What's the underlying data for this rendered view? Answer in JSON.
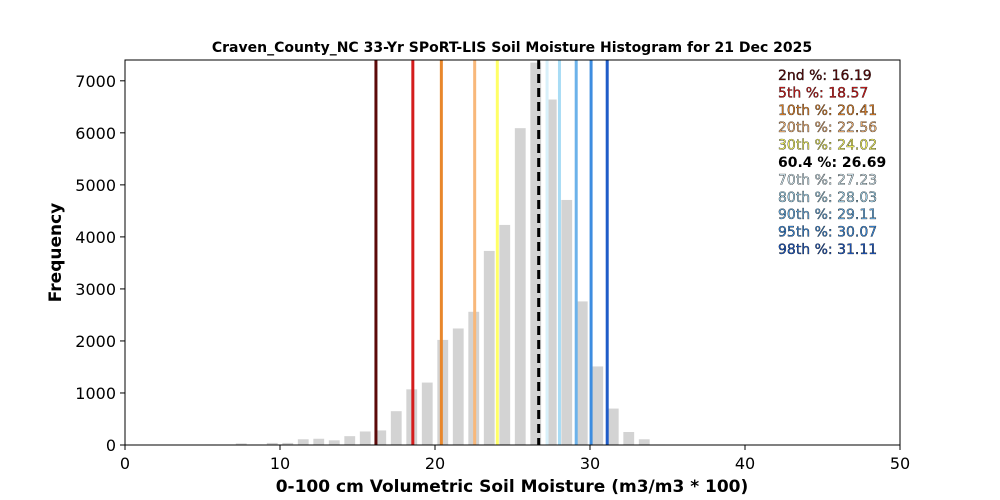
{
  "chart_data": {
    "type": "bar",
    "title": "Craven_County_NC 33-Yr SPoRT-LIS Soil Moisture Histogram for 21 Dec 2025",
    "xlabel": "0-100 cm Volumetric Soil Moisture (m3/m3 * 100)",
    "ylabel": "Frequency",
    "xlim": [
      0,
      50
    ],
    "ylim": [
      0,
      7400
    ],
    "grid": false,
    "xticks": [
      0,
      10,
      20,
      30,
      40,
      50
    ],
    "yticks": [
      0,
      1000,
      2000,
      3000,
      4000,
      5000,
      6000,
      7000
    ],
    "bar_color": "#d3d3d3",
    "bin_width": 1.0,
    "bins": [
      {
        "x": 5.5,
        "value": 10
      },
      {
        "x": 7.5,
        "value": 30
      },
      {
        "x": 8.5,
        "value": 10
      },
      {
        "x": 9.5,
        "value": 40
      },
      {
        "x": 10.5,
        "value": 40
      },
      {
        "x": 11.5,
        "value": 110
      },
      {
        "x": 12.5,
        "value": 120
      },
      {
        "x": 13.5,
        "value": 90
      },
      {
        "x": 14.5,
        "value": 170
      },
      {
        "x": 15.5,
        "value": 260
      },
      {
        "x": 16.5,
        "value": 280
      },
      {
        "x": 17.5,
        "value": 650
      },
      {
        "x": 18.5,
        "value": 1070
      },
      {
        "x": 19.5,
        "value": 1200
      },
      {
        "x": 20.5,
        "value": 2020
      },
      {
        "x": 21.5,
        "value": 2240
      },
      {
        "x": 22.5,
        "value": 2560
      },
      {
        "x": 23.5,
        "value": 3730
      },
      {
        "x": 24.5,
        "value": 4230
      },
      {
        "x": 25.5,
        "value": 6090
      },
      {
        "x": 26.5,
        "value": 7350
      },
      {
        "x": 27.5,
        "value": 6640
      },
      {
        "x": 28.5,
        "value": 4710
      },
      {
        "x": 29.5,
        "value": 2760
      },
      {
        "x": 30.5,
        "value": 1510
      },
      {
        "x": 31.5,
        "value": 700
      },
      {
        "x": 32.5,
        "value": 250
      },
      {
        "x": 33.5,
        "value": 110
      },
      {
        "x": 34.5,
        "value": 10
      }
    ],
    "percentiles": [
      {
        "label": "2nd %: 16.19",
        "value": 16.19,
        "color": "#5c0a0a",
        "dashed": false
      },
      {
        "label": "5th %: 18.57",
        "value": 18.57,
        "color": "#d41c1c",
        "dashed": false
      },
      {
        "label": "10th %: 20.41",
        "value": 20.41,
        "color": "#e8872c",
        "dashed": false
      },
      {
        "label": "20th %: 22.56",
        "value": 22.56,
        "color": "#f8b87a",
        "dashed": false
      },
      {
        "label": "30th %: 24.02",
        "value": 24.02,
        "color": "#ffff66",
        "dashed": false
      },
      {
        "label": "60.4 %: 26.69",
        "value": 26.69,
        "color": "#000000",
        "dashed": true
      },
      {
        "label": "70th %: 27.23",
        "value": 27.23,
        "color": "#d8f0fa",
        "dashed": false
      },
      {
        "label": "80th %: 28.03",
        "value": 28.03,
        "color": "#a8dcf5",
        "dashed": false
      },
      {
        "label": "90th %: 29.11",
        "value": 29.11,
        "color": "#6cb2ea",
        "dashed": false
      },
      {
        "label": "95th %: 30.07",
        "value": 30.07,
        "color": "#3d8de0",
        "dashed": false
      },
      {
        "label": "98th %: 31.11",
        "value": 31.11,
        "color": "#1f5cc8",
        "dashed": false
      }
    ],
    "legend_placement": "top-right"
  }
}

* * * * * * *

### EXERCISE DETAILS
Extract the full listing exactly, with the pictures left out.

### RESULT OF THIS TASK
What's the underlying data for this rendered view? Answer in JSON.
{
  "chart_data": {
    "type": "bar",
    "title": "Craven_County_NC 33-Yr SPoRT-LIS Soil Moisture Histogram for 21 Dec 2025",
    "xlabel": "0-100 cm Volumetric Soil Moisture (m3/m3 * 100)",
    "ylabel": "Frequency",
    "xlim": [
      0,
      50
    ],
    "ylim": [
      0,
      7400
    ],
    "grid": false,
    "xticks": [
      0,
      10,
      20,
      30,
      40,
      50
    ],
    "yticks": [
      0,
      1000,
      2000,
      3000,
      4000,
      5000,
      6000,
      7000
    ],
    "bar_color": "#d3d3d3",
    "bin_width": 1.0,
    "bins": [
      {
        "x": 5.5,
        "value": 10
      },
      {
        "x": 7.5,
        "value": 30
      },
      {
        "x": 8.5,
        "value": 10
      },
      {
        "x": 9.5,
        "value": 40
      },
      {
        "x": 10.5,
        "value": 40
      },
      {
        "x": 11.5,
        "value": 110
      },
      {
        "x": 12.5,
        "value": 120
      },
      {
        "x": 13.5,
        "value": 90
      },
      {
        "x": 14.5,
        "value": 170
      },
      {
        "x": 15.5,
        "value": 260
      },
      {
        "x": 16.5,
        "value": 280
      },
      {
        "x": 17.5,
        "value": 650
      },
      {
        "x": 18.5,
        "value": 1070
      },
      {
        "x": 19.5,
        "value": 1200
      },
      {
        "x": 20.5,
        "value": 2020
      },
      {
        "x": 21.5,
        "value": 2240
      },
      {
        "x": 22.5,
        "value": 2560
      },
      {
        "x": 23.5,
        "value": 3730
      },
      {
        "x": 24.5,
        "value": 4230
      },
      {
        "x": 25.5,
        "value": 6090
      },
      {
        "x": 26.5,
        "value": 7350
      },
      {
        "x": 27.5,
        "value": 6640
      },
      {
        "x": 28.5,
        "value": 4710
      },
      {
        "x": 29.5,
        "value": 2760
      },
      {
        "x": 30.5,
        "value": 1510
      },
      {
        "x": 31.5,
        "value": 700
      },
      {
        "x": 32.5,
        "value": 250
      },
      {
        "x": 33.5,
        "value": 110
      },
      {
        "x": 34.5,
        "value": 10
      }
    ],
    "percentiles": [
      {
        "label": "2nd %: 16.19",
        "value": 16.19,
        "color": "#5c0a0a",
        "dashed": false
      },
      {
        "label": "5th %: 18.57",
        "value": 18.57,
        "color": "#d41c1c",
        "dashed": false
      },
      {
        "label": "10th %: 20.41",
        "value": 20.41,
        "color": "#e8872c",
        "dashed": false
      },
      {
        "label": "20th %: 22.56",
        "value": 22.56,
        "color": "#f8b87a",
        "dashed": false
      },
      {
        "label": "30th %: 24.02",
        "value": 24.02,
        "color": "#ffff66",
        "dashed": false
      },
      {
        "label": "60.4 %: 26.69",
        "value": 26.69,
        "color": "#000000",
        "dashed": true
      },
      {
        "label": "70th %: 27.23",
        "value": 27.23,
        "color": "#d8f0fa",
        "dashed": false
      },
      {
        "label": "80th %: 28.03",
        "value": 28.03,
        "color": "#a8dcf5",
        "dashed": false
      },
      {
        "label": "90th %: 29.11",
        "value": 29.11,
        "color": "#6cb2ea",
        "dashed": false
      },
      {
        "label": "95th %: 30.07",
        "value": 30.07,
        "color": "#3d8de0",
        "dashed": false
      },
      {
        "label": "98th %: 31.11",
        "value": 31.11,
        "color": "#1f5cc8",
        "dashed": false
      }
    ],
    "legend_placement": "top-right"
  }
}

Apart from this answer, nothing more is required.